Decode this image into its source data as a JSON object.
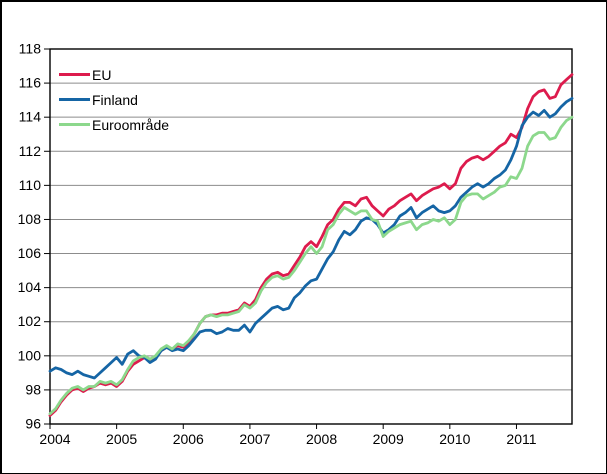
{
  "chart_data": {
    "type": "line",
    "title": "",
    "xlabel": "",
    "ylabel": "",
    "frequency": "monthly",
    "x_start": "2004-01",
    "x_end": "2011-11",
    "x_tick_labels": [
      "2004",
      "2005",
      "2006",
      "2007",
      "2008",
      "2009",
      "2010",
      "2011"
    ],
    "y_ticks": [
      96,
      98,
      100,
      102,
      104,
      106,
      108,
      110,
      112,
      114,
      116,
      118
    ],
    "y_tick_labels": [
      "96",
      "98",
      "100",
      "102",
      "104",
      "106",
      "108",
      "110",
      "112",
      "114",
      "116",
      "118"
    ],
    "ylim": [
      96,
      118
    ],
    "grid": "horizontal",
    "legend_position": "top-left-inside",
    "colors": {
      "axis": "#000000",
      "gridline": "#8c8c8c",
      "background": "#ffffff"
    },
    "series": [
      {
        "name": "EU",
        "color": "#dd1b4d",
        "values": [
          96.5,
          96.8,
          97.3,
          97.7,
          98.0,
          98.1,
          97.9,
          98.1,
          98.2,
          98.4,
          98.3,
          98.4,
          98.2,
          98.5,
          99.1,
          99.5,
          99.7,
          99.9,
          99.7,
          99.9,
          100.3,
          100.5,
          100.4,
          100.6,
          100.5,
          100.8,
          101.3,
          101.9,
          102.3,
          102.4,
          102.4,
          102.5,
          102.5,
          102.6,
          102.7,
          103.1,
          102.9,
          103.3,
          104.0,
          104.5,
          104.8,
          104.9,
          104.7,
          104.8,
          105.3,
          105.8,
          106.4,
          106.7,
          106.4,
          107.0,
          107.7,
          108.0,
          108.6,
          109.0,
          109.0,
          108.8,
          109.2,
          109.3,
          108.8,
          108.5,
          108.2,
          108.6,
          108.8,
          109.1,
          109.3,
          109.5,
          109.1,
          109.4,
          109.6,
          109.8,
          109.9,
          110.1,
          109.8,
          110.1,
          111.0,
          111.4,
          111.6,
          111.7,
          111.5,
          111.7,
          112.0,
          112.3,
          112.5,
          113.0,
          112.8,
          113.4,
          114.5,
          115.2,
          115.5,
          115.6,
          115.1,
          115.2,
          115.9,
          116.2,
          116.5
        ]
      },
      {
        "name": "Finland",
        "color": "#1565a5",
        "values": [
          99.1,
          99.3,
          99.2,
          99.0,
          98.9,
          99.1,
          98.9,
          98.8,
          98.7,
          99.0,
          99.3,
          99.6,
          99.9,
          99.5,
          100.1,
          100.3,
          100.0,
          99.9,
          99.6,
          99.8,
          100.3,
          100.5,
          100.3,
          100.4,
          100.3,
          100.6,
          101.0,
          101.4,
          101.5,
          101.5,
          101.3,
          101.4,
          101.6,
          101.5,
          101.5,
          101.8,
          101.4,
          101.9,
          102.2,
          102.5,
          102.8,
          102.9,
          102.7,
          102.8,
          103.4,
          103.7,
          104.1,
          104.4,
          104.5,
          105.1,
          105.7,
          106.1,
          106.8,
          107.3,
          107.1,
          107.4,
          107.9,
          108.1,
          108.0,
          107.7,
          107.2,
          107.4,
          107.7,
          108.2,
          108.4,
          108.7,
          108.1,
          108.4,
          108.6,
          108.8,
          108.5,
          108.4,
          108.5,
          108.8,
          109.3,
          109.6,
          109.9,
          110.1,
          109.9,
          110.1,
          110.4,
          110.6,
          110.9,
          111.5,
          112.3,
          113.5,
          114.0,
          114.3,
          114.1,
          114.4,
          114.0,
          114.2,
          114.6,
          114.9,
          115.1
        ]
      },
      {
        "name": "Euroområde",
        "color": "#8cd88c",
        "values": [
          96.6,
          96.9,
          97.4,
          97.8,
          98.1,
          98.2,
          98.0,
          98.2,
          98.2,
          98.5,
          98.4,
          98.5,
          98.3,
          98.6,
          99.2,
          99.7,
          99.9,
          100.0,
          99.8,
          100.0,
          100.4,
          100.6,
          100.4,
          100.7,
          100.6,
          100.9,
          101.3,
          101.9,
          102.3,
          102.4,
          102.3,
          102.4,
          102.4,
          102.5,
          102.6,
          103.0,
          102.8,
          103.1,
          103.8,
          104.3,
          104.6,
          104.7,
          104.5,
          104.6,
          105.0,
          105.5,
          106.0,
          106.4,
          106.0,
          106.4,
          107.4,
          107.7,
          108.3,
          108.7,
          108.5,
          108.3,
          108.5,
          108.5,
          108.0,
          107.9,
          107.0,
          107.3,
          107.5,
          107.7,
          107.8,
          107.9,
          107.4,
          107.7,
          107.8,
          108.0,
          107.9,
          108.1,
          107.7,
          108.0,
          109.0,
          109.4,
          109.5,
          109.5,
          109.2,
          109.4,
          109.6,
          109.9,
          110.0,
          110.5,
          110.4,
          111.0,
          112.3,
          112.9,
          113.1,
          113.1,
          112.7,
          112.8,
          113.4,
          113.8,
          114.0
        ]
      }
    ]
  }
}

_ _ _ _

Task: Repeat the material above verbatim, with no pictures in the output.

Output of the exercise:
Decode this image into its source data as a JSON object.
{
  "chart_data": {
    "type": "line",
    "title": "",
    "xlabel": "",
    "ylabel": "",
    "frequency": "monthly",
    "x_start": "2004-01",
    "x_end": "2011-11",
    "x_tick_labels": [
      "2004",
      "2005",
      "2006",
      "2007",
      "2008",
      "2009",
      "2010",
      "2011"
    ],
    "y_ticks": [
      96,
      98,
      100,
      102,
      104,
      106,
      108,
      110,
      112,
      114,
      116,
      118
    ],
    "y_tick_labels": [
      "96",
      "98",
      "100",
      "102",
      "104",
      "106",
      "108",
      "110",
      "112",
      "114",
      "116",
      "118"
    ],
    "ylim": [
      96,
      118
    ],
    "grid": "horizontal",
    "legend_position": "top-left-inside",
    "colors": {
      "axis": "#000000",
      "gridline": "#8c8c8c",
      "background": "#ffffff"
    },
    "series": [
      {
        "name": "EU",
        "color": "#dd1b4d",
        "values": [
          96.5,
          96.8,
          97.3,
          97.7,
          98.0,
          98.1,
          97.9,
          98.1,
          98.2,
          98.4,
          98.3,
          98.4,
          98.2,
          98.5,
          99.1,
          99.5,
          99.7,
          99.9,
          99.7,
          99.9,
          100.3,
          100.5,
          100.4,
          100.6,
          100.5,
          100.8,
          101.3,
          101.9,
          102.3,
          102.4,
          102.4,
          102.5,
          102.5,
          102.6,
          102.7,
          103.1,
          102.9,
          103.3,
          104.0,
          104.5,
          104.8,
          104.9,
          104.7,
          104.8,
          105.3,
          105.8,
          106.4,
          106.7,
          106.4,
          107.0,
          107.7,
          108.0,
          108.6,
          109.0,
          109.0,
          108.8,
          109.2,
          109.3,
          108.8,
          108.5,
          108.2,
          108.6,
          108.8,
          109.1,
          109.3,
          109.5,
          109.1,
          109.4,
          109.6,
          109.8,
          109.9,
          110.1,
          109.8,
          110.1,
          111.0,
          111.4,
          111.6,
          111.7,
          111.5,
          111.7,
          112.0,
          112.3,
          112.5,
          113.0,
          112.8,
          113.4,
          114.5,
          115.2,
          115.5,
          115.6,
          115.1,
          115.2,
          115.9,
          116.2,
          116.5
        ]
      },
      {
        "name": "Finland",
        "color": "#1565a5",
        "values": [
          99.1,
          99.3,
          99.2,
          99.0,
          98.9,
          99.1,
          98.9,
          98.8,
          98.7,
          99.0,
          99.3,
          99.6,
          99.9,
          99.5,
          100.1,
          100.3,
          100.0,
          99.9,
          99.6,
          99.8,
          100.3,
          100.5,
          100.3,
          100.4,
          100.3,
          100.6,
          101.0,
          101.4,
          101.5,
          101.5,
          101.3,
          101.4,
          101.6,
          101.5,
          101.5,
          101.8,
          101.4,
          101.9,
          102.2,
          102.5,
          102.8,
          102.9,
          102.7,
          102.8,
          103.4,
          103.7,
          104.1,
          104.4,
          104.5,
          105.1,
          105.7,
          106.1,
          106.8,
          107.3,
          107.1,
          107.4,
          107.9,
          108.1,
          108.0,
          107.7,
          107.2,
          107.4,
          107.7,
          108.2,
          108.4,
          108.7,
          108.1,
          108.4,
          108.6,
          108.8,
          108.5,
          108.4,
          108.5,
          108.8,
          109.3,
          109.6,
          109.9,
          110.1,
          109.9,
          110.1,
          110.4,
          110.6,
          110.9,
          111.5,
          112.3,
          113.5,
          114.0,
          114.3,
          114.1,
          114.4,
          114.0,
          114.2,
          114.6,
          114.9,
          115.1
        ]
      },
      {
        "name": "Euroområde",
        "color": "#8cd88c",
        "values": [
          96.6,
          96.9,
          97.4,
          97.8,
          98.1,
          98.2,
          98.0,
          98.2,
          98.2,
          98.5,
          98.4,
          98.5,
          98.3,
          98.6,
          99.2,
          99.7,
          99.9,
          100.0,
          99.8,
          100.0,
          100.4,
          100.6,
          100.4,
          100.7,
          100.6,
          100.9,
          101.3,
          101.9,
          102.3,
          102.4,
          102.3,
          102.4,
          102.4,
          102.5,
          102.6,
          103.0,
          102.8,
          103.1,
          103.8,
          104.3,
          104.6,
          104.7,
          104.5,
          104.6,
          105.0,
          105.5,
          106.0,
          106.4,
          106.0,
          106.4,
          107.4,
          107.7,
          108.3,
          108.7,
          108.5,
          108.3,
          108.5,
          108.5,
          108.0,
          107.9,
          107.0,
          107.3,
          107.5,
          107.7,
          107.8,
          107.9,
          107.4,
          107.7,
          107.8,
          108.0,
          107.9,
          108.1,
          107.7,
          108.0,
          109.0,
          109.4,
          109.5,
          109.5,
          109.2,
          109.4,
          109.6,
          109.9,
          110.0,
          110.5,
          110.4,
          111.0,
          112.3,
          112.9,
          113.1,
          113.1,
          112.7,
          112.8,
          113.4,
          113.8,
          114.0
        ]
      }
    ]
  }
}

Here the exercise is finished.